• _Your instructions_: Return the records exactly as they are.

• _Data supplied_:

====

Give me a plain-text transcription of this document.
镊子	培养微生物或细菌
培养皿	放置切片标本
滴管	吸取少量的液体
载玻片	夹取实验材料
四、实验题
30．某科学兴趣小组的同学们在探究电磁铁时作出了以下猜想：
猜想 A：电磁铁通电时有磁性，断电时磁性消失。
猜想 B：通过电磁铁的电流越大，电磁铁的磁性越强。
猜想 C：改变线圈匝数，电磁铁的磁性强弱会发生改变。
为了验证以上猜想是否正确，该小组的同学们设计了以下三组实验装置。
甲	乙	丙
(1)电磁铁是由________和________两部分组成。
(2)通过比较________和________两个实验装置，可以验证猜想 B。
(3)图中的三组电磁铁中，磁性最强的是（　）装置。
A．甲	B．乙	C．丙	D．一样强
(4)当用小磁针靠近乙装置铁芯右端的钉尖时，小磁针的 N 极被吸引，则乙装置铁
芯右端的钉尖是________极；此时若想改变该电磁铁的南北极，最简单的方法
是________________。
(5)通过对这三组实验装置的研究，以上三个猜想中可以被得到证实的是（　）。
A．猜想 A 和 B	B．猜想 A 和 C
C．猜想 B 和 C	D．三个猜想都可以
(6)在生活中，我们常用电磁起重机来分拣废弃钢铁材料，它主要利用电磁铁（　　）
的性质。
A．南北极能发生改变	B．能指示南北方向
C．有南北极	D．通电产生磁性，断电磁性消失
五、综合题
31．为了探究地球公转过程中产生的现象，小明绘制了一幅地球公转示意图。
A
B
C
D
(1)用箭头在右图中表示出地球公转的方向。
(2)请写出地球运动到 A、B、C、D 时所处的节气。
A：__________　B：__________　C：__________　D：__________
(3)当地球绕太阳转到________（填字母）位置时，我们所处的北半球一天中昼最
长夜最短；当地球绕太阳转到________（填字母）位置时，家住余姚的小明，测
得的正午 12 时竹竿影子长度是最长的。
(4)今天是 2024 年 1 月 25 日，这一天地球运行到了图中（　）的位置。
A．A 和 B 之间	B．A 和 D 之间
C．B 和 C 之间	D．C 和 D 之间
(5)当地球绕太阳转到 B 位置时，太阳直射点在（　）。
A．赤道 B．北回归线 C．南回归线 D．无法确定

====

• _Task result_:
Give me a plain-text transcription of this document.
镊子	培养微生物或细菌
培养皿	放置切片标本
滴管	吸取少量的液体
载玻片	夹取实验材料
四、实验题
30．某科学兴趣小组的同学们在探究电磁铁时作出了以下猜想：
猜想 A：电磁铁通电时有磁性，断电时磁性消失。
猜想 B：通过电磁铁的电流越大，电磁铁的磁性越强。
猜想 C：改变线圈匝数，电磁铁的磁性强弱会发生改变。
为了验证以上猜想是否正确，该小组的同学们设计了以下三组实验装置。
甲	乙	丙
(1)电磁铁是由________和________两部分组成。
(2)通过比较________和________两个实验装置，可以验证猜想 B。
(3)图中的三组电磁铁中，磁性最强的是（　）装置。
A．甲	B．乙	C．丙	D．一样强
(4)当用小磁针靠近乙装置铁芯右端的钉尖时，小磁针的 N 极被吸引，则乙装置铁
芯右端的钉尖是________极；此时若想改变该电磁铁的南北极，最简单的方法
是________________。
(5)通过对这三组实验装置的研究，以上三个猜想中可以被得到证实的是（　）。
A．猜想 A 和 B	B．猜想 A 和 C
C．猜想 B 和 C	D．三个猜想都可以
(6)在生活中，我们常用电磁起重机来分拣废弃钢铁材料，它主要利用电磁铁（　　）
的性质。
A．南北极能发生改变	B．能指示南北方向
C．有南北极	D．通电产生磁性，断电磁性消失
五、综合题
31．为了探究地球公转过程中产生的现象，小明绘制了一幅地球公转示意图。
A
B
C
D
(1)用箭头在右图中表示出地球公转的方向。
(2)请写出地球运动到 A、B、C、D 时所处的节气。
A：__________　B：__________　C：__________　D：__________
(3)当地球绕太阳转到________（填字母）位置时，我们所处的北半球一天中昼最
长夜最短；当地球绕太阳转到________（填字母）位置时，家住余姚的小明，测
得的正午 12 时竹竿影子长度是最长的。
(4)今天是 2024 年 1 月 25 日，这一天地球运行到了图中（　）的位置。
A．A 和 B 之间	B．A 和 D 之间
C．B 和 C 之间	D．C 和 D 之间
(5)当地球绕太阳转到 B 位置时，太阳直射点在（　）。
A．赤道 B．北回归线 C．南回归线 D．无法确定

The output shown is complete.